**Required task**
The listing must be reproduced in full, exactly as it stands.

**Record list**
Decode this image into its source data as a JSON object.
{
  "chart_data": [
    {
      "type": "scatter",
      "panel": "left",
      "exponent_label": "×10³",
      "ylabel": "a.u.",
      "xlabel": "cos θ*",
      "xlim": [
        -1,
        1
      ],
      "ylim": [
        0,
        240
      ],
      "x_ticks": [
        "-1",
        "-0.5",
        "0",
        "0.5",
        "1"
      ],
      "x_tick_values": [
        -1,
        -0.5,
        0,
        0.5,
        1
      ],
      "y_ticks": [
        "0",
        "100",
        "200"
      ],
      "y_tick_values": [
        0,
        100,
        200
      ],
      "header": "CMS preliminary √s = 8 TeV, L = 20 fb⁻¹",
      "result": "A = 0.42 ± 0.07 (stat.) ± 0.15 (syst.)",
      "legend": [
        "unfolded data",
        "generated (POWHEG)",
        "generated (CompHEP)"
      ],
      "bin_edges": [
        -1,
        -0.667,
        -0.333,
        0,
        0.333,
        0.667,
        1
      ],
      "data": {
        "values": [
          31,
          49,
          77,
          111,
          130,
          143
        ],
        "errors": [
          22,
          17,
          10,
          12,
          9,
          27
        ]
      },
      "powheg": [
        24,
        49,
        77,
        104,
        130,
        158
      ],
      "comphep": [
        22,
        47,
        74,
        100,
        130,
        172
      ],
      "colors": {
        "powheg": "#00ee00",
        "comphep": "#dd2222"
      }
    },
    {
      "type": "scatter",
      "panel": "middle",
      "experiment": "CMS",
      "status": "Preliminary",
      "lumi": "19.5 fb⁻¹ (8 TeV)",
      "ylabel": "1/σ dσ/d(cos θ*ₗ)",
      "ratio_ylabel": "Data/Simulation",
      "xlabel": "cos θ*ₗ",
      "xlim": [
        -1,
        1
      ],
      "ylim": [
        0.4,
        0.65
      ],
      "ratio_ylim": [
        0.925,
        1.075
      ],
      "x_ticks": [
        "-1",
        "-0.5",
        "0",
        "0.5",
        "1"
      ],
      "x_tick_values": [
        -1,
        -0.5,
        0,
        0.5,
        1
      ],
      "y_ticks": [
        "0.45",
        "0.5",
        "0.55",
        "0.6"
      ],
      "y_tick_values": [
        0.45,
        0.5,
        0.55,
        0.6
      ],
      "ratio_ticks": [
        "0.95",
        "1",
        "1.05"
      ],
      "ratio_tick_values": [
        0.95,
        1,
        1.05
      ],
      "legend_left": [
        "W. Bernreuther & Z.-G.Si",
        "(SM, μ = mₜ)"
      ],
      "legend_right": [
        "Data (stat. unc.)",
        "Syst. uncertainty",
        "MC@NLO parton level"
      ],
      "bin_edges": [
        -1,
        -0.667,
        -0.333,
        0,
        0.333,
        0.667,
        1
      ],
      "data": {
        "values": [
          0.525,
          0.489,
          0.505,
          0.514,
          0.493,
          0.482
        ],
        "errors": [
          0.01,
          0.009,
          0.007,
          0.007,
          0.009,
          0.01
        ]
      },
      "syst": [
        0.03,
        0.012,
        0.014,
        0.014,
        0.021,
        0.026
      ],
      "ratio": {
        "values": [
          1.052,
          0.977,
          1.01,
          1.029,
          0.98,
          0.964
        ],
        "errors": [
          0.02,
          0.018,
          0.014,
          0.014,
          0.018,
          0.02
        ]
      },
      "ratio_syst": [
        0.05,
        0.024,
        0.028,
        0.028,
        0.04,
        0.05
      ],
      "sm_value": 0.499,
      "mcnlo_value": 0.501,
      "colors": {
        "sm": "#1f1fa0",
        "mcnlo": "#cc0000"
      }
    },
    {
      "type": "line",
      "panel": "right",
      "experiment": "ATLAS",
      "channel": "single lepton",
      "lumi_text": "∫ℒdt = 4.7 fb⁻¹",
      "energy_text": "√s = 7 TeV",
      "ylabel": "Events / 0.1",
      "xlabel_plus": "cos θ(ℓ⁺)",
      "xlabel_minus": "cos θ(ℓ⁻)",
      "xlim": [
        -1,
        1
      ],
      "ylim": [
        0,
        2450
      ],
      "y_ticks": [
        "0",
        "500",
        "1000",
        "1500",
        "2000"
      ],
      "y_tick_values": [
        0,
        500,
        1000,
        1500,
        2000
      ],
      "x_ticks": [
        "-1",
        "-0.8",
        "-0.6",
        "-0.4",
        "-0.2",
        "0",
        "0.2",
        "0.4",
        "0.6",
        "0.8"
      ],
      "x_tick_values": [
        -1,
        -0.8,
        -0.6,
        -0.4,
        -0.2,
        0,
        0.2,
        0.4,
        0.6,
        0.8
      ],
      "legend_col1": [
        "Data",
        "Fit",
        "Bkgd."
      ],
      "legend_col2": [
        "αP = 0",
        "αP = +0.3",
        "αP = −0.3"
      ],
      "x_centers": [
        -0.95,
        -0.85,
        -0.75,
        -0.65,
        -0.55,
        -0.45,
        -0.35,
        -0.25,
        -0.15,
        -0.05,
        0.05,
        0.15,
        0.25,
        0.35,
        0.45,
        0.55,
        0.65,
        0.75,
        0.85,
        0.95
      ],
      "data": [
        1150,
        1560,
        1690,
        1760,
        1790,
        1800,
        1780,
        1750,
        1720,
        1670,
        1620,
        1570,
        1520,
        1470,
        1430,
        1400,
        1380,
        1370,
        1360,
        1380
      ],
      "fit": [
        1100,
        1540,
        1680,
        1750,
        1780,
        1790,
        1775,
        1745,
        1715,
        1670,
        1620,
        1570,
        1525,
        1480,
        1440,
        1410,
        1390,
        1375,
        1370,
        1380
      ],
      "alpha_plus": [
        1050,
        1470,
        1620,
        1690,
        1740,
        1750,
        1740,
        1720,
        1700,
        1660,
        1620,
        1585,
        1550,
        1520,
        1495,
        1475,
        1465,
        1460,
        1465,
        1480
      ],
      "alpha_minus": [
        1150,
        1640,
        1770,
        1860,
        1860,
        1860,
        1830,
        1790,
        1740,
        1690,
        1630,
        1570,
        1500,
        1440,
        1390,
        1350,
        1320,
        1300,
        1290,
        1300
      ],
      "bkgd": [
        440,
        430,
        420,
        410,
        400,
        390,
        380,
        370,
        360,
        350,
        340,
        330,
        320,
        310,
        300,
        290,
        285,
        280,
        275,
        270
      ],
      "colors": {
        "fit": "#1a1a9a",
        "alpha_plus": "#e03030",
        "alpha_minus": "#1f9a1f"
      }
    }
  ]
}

**Exercise answer**
Decode this image into its source data as a JSON object.
{
  "chart_data": [
    {
      "type": "scatter",
      "panel": "left",
      "exponent_label": "×10³",
      "ylabel": "a.u.",
      "xlabel": "cos θ*",
      "xlim": [
        -1,
        1
      ],
      "ylim": [
        0,
        240
      ],
      "x_ticks": [
        "-1",
        "-0.5",
        "0",
        "0.5",
        "1"
      ],
      "x_tick_values": [
        -1,
        -0.5,
        0,
        0.5,
        1
      ],
      "y_ticks": [
        "0",
        "100",
        "200"
      ],
      "y_tick_values": [
        0,
        100,
        200
      ],
      "header": "CMS preliminary √s = 8 TeV, L = 20 fb⁻¹",
      "result": "A = 0.42 ± 0.07 (stat.) ± 0.15 (syst.)",
      "legend": [
        "unfolded data",
        "generated (POWHEG)",
        "generated (CompHEP)"
      ],
      "bin_edges": [
        -1,
        -0.667,
        -0.333,
        0,
        0.333,
        0.667,
        1
      ],
      "data": {
        "values": [
          31,
          49,
          77,
          111,
          130,
          143
        ],
        "errors": [
          22,
          17,
          10,
          12,
          9,
          27
        ]
      },
      "powheg": [
        24,
        49,
        77,
        104,
        130,
        158
      ],
      "comphep": [
        22,
        47,
        74,
        100,
        130,
        172
      ],
      "colors": {
        "powheg": "#00ee00",
        "comphep": "#dd2222"
      }
    },
    {
      "type": "scatter",
      "panel": "middle",
      "experiment": "CMS",
      "status": "Preliminary",
      "lumi": "19.5 fb⁻¹ (8 TeV)",
      "ylabel": "1/σ dσ/d(cos θ*ₗ)",
      "ratio_ylabel": "Data/Simulation",
      "xlabel": "cos θ*ₗ",
      "xlim": [
        -1,
        1
      ],
      "ylim": [
        0.4,
        0.65
      ],
      "ratio_ylim": [
        0.925,
        1.075
      ],
      "x_ticks": [
        "-1",
        "-0.5",
        "0",
        "0.5",
        "1"
      ],
      "x_tick_values": [
        -1,
        -0.5,
        0,
        0.5,
        1
      ],
      "y_ticks": [
        "0.45",
        "0.5",
        "0.55",
        "0.6"
      ],
      "y_tick_values": [
        0.45,
        0.5,
        0.55,
        0.6
      ],
      "ratio_ticks": [
        "0.95",
        "1",
        "1.05"
      ],
      "ratio_tick_values": [
        0.95,
        1,
        1.05
      ],
      "legend_left": [
        "W. Bernreuther & Z.-G.Si",
        "(SM, μ = mₜ)"
      ],
      "legend_right": [
        "Data (stat. unc.)",
        "Syst. uncertainty",
        "MC@NLO parton level"
      ],
      "bin_edges": [
        -1,
        -0.667,
        -0.333,
        0,
        0.333,
        0.667,
        1
      ],
      "data": {
        "values": [
          0.525,
          0.489,
          0.505,
          0.514,
          0.493,
          0.482
        ],
        "errors": [
          0.01,
          0.009,
          0.007,
          0.007,
          0.009,
          0.01
        ]
      },
      "syst": [
        0.03,
        0.012,
        0.014,
        0.014,
        0.021,
        0.026
      ],
      "ratio": {
        "values": [
          1.052,
          0.977,
          1.01,
          1.029,
          0.98,
          0.964
        ],
        "errors": [
          0.02,
          0.018,
          0.014,
          0.014,
          0.018,
          0.02
        ]
      },
      "ratio_syst": [
        0.05,
        0.024,
        0.028,
        0.028,
        0.04,
        0.05
      ],
      "sm_value": 0.499,
      "mcnlo_value": 0.501,
      "colors": {
        "sm": "#1f1fa0",
        "mcnlo": "#cc0000"
      }
    },
    {
      "type": "line",
      "panel": "right",
      "experiment": "ATLAS",
      "channel": "single lepton",
      "lumi_text": "∫ℒdt = 4.7 fb⁻¹",
      "energy_text": "√s = 7 TeV",
      "ylabel": "Events / 0.1",
      "xlabel_plus": "cos θ(ℓ⁺)",
      "xlabel_minus": "cos θ(ℓ⁻)",
      "xlim": [
        -1,
        1
      ],
      "ylim": [
        0,
        2450
      ],
      "y_ticks": [
        "0",
        "500",
        "1000",
        "1500",
        "2000"
      ],
      "y_tick_values": [
        0,
        500,
        1000,
        1500,
        2000
      ],
      "x_ticks": [
        "-1",
        "-0.8",
        "-0.6",
        "-0.4",
        "-0.2",
        "0",
        "0.2",
        "0.4",
        "0.6",
        "0.8"
      ],
      "x_tick_values": [
        -1,
        -0.8,
        -0.6,
        -0.4,
        -0.2,
        0,
        0.2,
        0.4,
        0.6,
        0.8
      ],
      "legend_col1": [
        "Data",
        "Fit",
        "Bkgd."
      ],
      "legend_col2": [
        "αP = 0",
        "αP = +0.3",
        "αP = −0.3"
      ],
      "x_centers": [
        -0.95,
        -0.85,
        -0.75,
        -0.65,
        -0.55,
        -0.45,
        -0.35,
        -0.25,
        -0.15,
        -0.05,
        0.05,
        0.15,
        0.25,
        0.35,
        0.45,
        0.55,
        0.65,
        0.75,
        0.85,
        0.95
      ],
      "data": [
        1150,
        1560,
        1690,
        1760,
        1790,
        1800,
        1780,
        1750,
        1720,
        1670,
        1620,
        1570,
        1520,
        1470,
        1430,
        1400,
        1380,
        1370,
        1360,
        1380
      ],
      "fit": [
        1100,
        1540,
        1680,
        1750,
        1780,
        1790,
        1775,
        1745,
        1715,
        1670,
        1620,
        1570,
        1525,
        1480,
        1440,
        1410,
        1390,
        1375,
        1370,
        1380
      ],
      "alpha_plus": [
        1050,
        1470,
        1620,
        1690,
        1740,
        1750,
        1740,
        1720,
        1700,
        1660,
        1620,
        1585,
        1550,
        1520,
        1495,
        1475,
        1465,
        1460,
        1465,
        1480
      ],
      "alpha_minus": [
        1150,
        1640,
        1770,
        1860,
        1860,
        1860,
        1830,
        1790,
        1740,
        1690,
        1630,
        1570,
        1500,
        1440,
        1390,
        1350,
        1320,
        1300,
        1290,
        1300
      ],
      "bkgd": [
        440,
        430,
        420,
        410,
        400,
        390,
        380,
        370,
        360,
        350,
        340,
        330,
        320,
        310,
        300,
        290,
        285,
        280,
        275,
        270
      ],
      "colors": {
        "fit": "#1a1a9a",
        "alpha_plus": "#e03030",
        "alpha_minus": "#1f9a1f"
      }
    }
  ]
}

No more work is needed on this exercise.